* **Task instructions**:
Your job is to restate each entry word for word.

++++++++

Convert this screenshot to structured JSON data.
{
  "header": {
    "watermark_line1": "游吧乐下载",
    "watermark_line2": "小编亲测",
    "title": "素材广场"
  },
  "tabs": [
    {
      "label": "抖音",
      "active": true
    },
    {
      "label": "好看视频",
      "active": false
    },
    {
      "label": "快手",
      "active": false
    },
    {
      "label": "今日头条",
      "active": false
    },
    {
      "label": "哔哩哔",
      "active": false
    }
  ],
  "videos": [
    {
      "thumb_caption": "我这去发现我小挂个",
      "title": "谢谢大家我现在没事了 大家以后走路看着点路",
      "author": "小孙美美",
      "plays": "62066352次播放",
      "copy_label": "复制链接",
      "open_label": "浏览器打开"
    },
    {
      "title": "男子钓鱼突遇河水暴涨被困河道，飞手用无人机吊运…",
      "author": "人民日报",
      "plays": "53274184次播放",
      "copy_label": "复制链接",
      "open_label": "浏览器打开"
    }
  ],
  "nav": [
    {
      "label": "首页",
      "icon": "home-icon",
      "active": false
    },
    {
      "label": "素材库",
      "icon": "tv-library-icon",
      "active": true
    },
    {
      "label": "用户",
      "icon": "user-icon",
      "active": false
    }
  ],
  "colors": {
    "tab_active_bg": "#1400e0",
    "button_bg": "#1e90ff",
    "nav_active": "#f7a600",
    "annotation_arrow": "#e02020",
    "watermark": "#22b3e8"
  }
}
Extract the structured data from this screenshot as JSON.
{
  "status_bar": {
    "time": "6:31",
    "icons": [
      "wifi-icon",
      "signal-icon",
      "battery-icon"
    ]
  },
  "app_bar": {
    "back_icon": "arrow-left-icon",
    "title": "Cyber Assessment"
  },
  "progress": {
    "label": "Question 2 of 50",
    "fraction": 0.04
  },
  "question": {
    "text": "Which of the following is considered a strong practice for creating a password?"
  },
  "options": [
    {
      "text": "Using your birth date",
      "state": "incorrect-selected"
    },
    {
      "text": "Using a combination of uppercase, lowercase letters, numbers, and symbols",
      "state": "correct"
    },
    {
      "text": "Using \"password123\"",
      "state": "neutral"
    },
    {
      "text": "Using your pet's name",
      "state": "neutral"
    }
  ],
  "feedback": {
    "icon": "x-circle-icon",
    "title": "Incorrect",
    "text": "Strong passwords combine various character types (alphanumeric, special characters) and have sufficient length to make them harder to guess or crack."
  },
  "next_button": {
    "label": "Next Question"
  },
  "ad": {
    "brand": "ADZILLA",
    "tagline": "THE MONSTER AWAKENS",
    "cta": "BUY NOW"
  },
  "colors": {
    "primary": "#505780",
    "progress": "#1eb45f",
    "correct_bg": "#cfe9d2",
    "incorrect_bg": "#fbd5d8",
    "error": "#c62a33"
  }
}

++++++++

* **Correct output**:
Convert this screenshot to structured JSON data.
{
  "header": {
    "watermark_line1": "游吧乐下载",
    "watermark_line2": "小编亲测",
    "title": "素材广场"
  },
  "tabs": [
    {
      "label": "抖音",
      "active": true
    },
    {
      "label": "好看视频",
      "active": false
    },
    {
      "label": "快手",
      "active": false
    },
    {
      "label": "今日头条",
      "active": false
    },
    {
      "label": "哔哩哔",
      "active": false
    }
  ],
  "videos": [
    {
      "thumb_caption": "我这去发现我小挂个",
      "title": "谢谢大家我现在没事了 大家以后走路看着点路",
      "author": "小孙美美",
      "plays": "62066352次播放",
      "copy_label": "复制链接",
      "open_label": "浏览器打开"
    },
    {
      "title": "男子钓鱼突遇河水暴涨被困河道，飞手用无人机吊运…",
      "author": "人民日报",
      "plays": "53274184次播放",
      "copy_label": "复制链接",
      "open_label": "浏览器打开"
    }
  ],
  "nav": [
    {
      "label": "首页",
      "icon": "home-icon",
      "active": false
    },
    {
      "label": "素材库",
      "icon": "tv-library-icon",
      "active": true
    },
    {
      "label": "用户",
      "icon": "user-icon",
      "active": false
    }
  ],
  "colors": {
    "tab_active_bg": "#1400e0",
    "button_bg": "#1e90ff",
    "nav_active": "#f7a600",
    "annotation_arrow": "#e02020",
    "watermark": "#22b3e8"
  }
}
Extract the structured data from this screenshot as JSON.
{
  "status_bar": {
    "time": "6:31",
    "icons": [
      "wifi-icon",
      "signal-icon",
      "battery-icon"
    ]
  },
  "app_bar": {
    "back_icon": "arrow-left-icon",
    "title": "Cyber Assessment"
  },
  "progress": {
    "label": "Question 2 of 50",
    "fraction": 0.04
  },
  "question": {
    "text": "Which of the following is considered a strong practice for creating a password?"
  },
  "options": [
    {
      "text": "Using your birth date",
      "state": "incorrect-selected"
    },
    {
      "text": "Using a combination of uppercase, lowercase letters, numbers, and symbols",
      "state": "correct"
    },
    {
      "text": "Using \"password123\"",
      "state": "neutral"
    },
    {
      "text": "Using your pet's name",
      "state": "neutral"
    }
  ],
  "feedback": {
    "icon": "x-circle-icon",
    "title": "Incorrect",
    "text": "Strong passwords combine various character types (alphanumeric, special characters) and have sufficient length to make them harder to guess or crack."
  },
  "next_button": {
    "label": "Next Question"
  },
  "ad": {
    "brand": "ADZILLA",
    "tagline": "THE MONSTER AWAKENS",
    "cta": "BUY NOW"
  },
  "colors": {
    "primary": "#505780",
    "progress": "#1eb45f",
    "correct_bg": "#cfe9d2",
    "incorrect_bg": "#fbd5d8",
    "error": "#c62a33"
  }
}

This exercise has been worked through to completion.